#### Exercise details:
Output every line exactly as written. Leave out pictures.

#### Provided records:
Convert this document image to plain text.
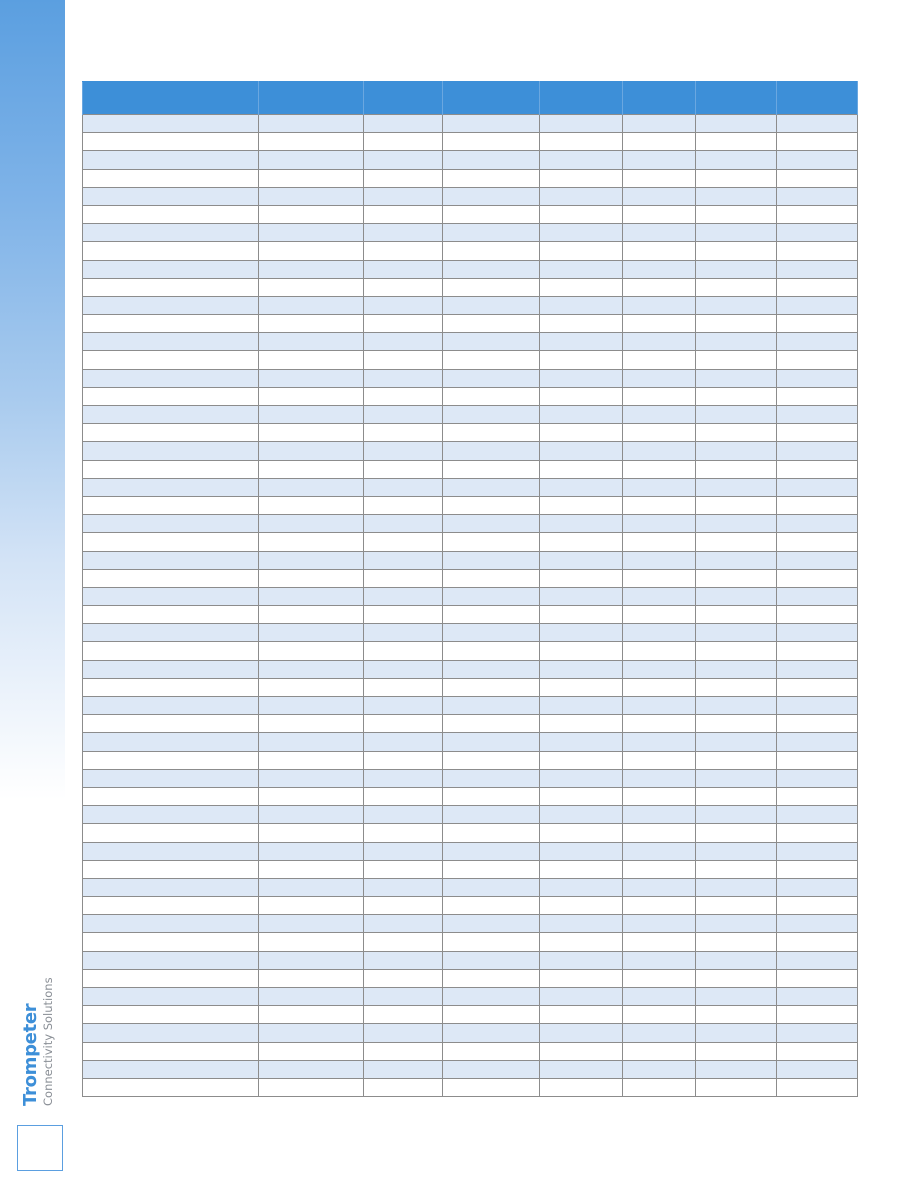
Trompeter Connectivity Solutions
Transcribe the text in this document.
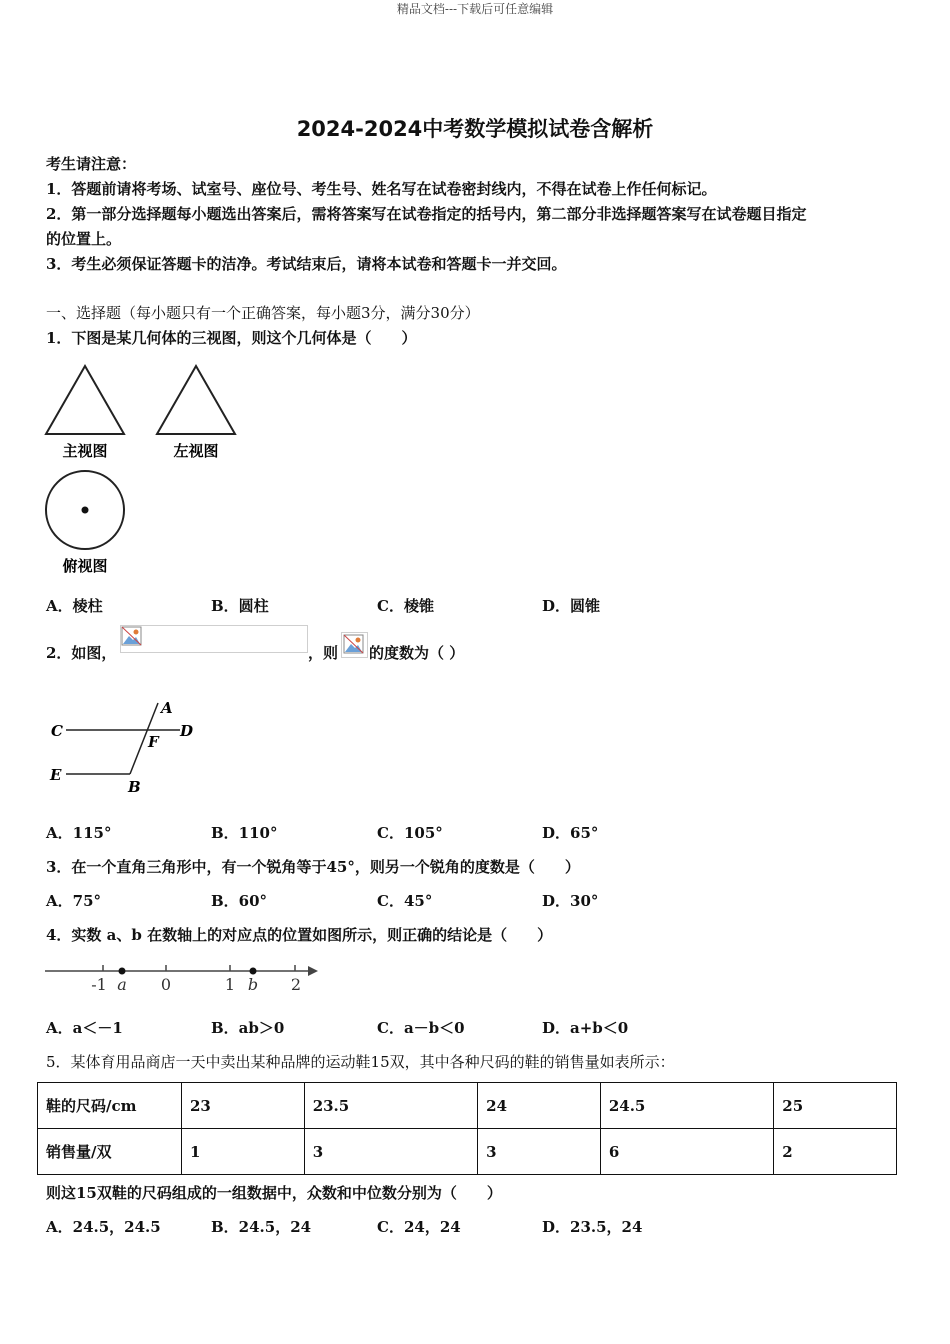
精品文档---下载后可任意编辑
2024-2024中考数学模拟试卷含解析
考生请注意：
1．答题前请将考场、试室号、座位号、考生号、姓名写在试卷密封线内，不得在试卷上作任何标记。
2．第一部分选择题每小题选出答案后，需将答案写在试卷指定的括号内，第二部分非选择题答案写在试卷题目指定
的位置上。
3．考生必须保证答题卡的洁净。考试结束后，请将本试卷和答题卡一并交回。
一、选择题（每小题只有一个正确答案，每小题3分，满分30分）
1．下图是某几何体的三视图，则这个几何体是（　　）
主视图	左视图
俯视图
A．棱柱	B．圆柱	C．棱锥	D．圆锥
2．如图，	，则 的度数为（ ）
A
C	D
F
E
B
A．115°	B．110°	C．105°	D．65°
3．在一个直角三角形中，有一个锐角等于45°，则另一个锐角的度数是（　　）
A．75°	B．60°	C．45°	D．30°
4．实数 a、b 在数轴上的对应点的位置如图所示，则正确的结论是（　　）
-1 a 0	1 b 2
A．a＜－1	B．ab＞0	C．a－b＜0	D．a+b＜0
5．某体育用品商店一天中卖出某种品牌的运动鞋15双，其中各种尺码的鞋的销售量如表所示：
鞋的尺码/cm	23	23.5	24	24.5	25
销售量/双	1	3	3	6	2
则这15双鞋的尺码组成的一组数据中，众数和中位数分别为（　　）
A．24.5，24.5	B．24.5，24	C．24，24	D．23.5，24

#### Response for this exercise:
Convert this document image to plain text.
Trompeter Connectivity Solutions
Transcribe the text in this document.
精品文档---下载后可任意编辑
2024-2024中考数学模拟试卷含解析
考生请注意：
1．答题前请将考场、试室号、座位号、考生号、姓名写在试卷密封线内，不得在试卷上作任何标记。
2．第一部分选择题每小题选出答案后，需将答案写在试卷指定的括号内，第二部分非选择题答案写在试卷题目指定
的位置上。
3．考生必须保证答题卡的洁净。考试结束后，请将本试卷和答题卡一并交回。
一、选择题（每小题只有一个正确答案，每小题3分，满分30分）
1．下图是某几何体的三视图，则这个几何体是（　　）
主视图	左视图
俯视图
A．棱柱	B．圆柱	C．棱锥	D．圆锥
2．如图，	，则 的度数为（ ）
A
C	D
F
E
B
A．115°	B．110°	C．105°	D．65°
3．在一个直角三角形中，有一个锐角等于45°，则另一个锐角的度数是（　　）
A．75°	B．60°	C．45°	D．30°
4．实数 a、b 在数轴上的对应点的位置如图所示，则正确的结论是（　　）
-1 a 0	1 b 2
A．a＜－1	B．ab＞0	C．a－b＜0	D．a+b＜0
5．某体育用品商店一天中卖出某种品牌的运动鞋15双，其中各种尺码的鞋的销售量如表所示：
鞋的尺码/cm	23	23.5	24	24.5	25
销售量/双	1	3	3	6	2
则这15双鞋的尺码组成的一组数据中，众数和中位数分别为（　　）
A．24.5，24.5	B．24.5，24	C．24，24	D．23.5，24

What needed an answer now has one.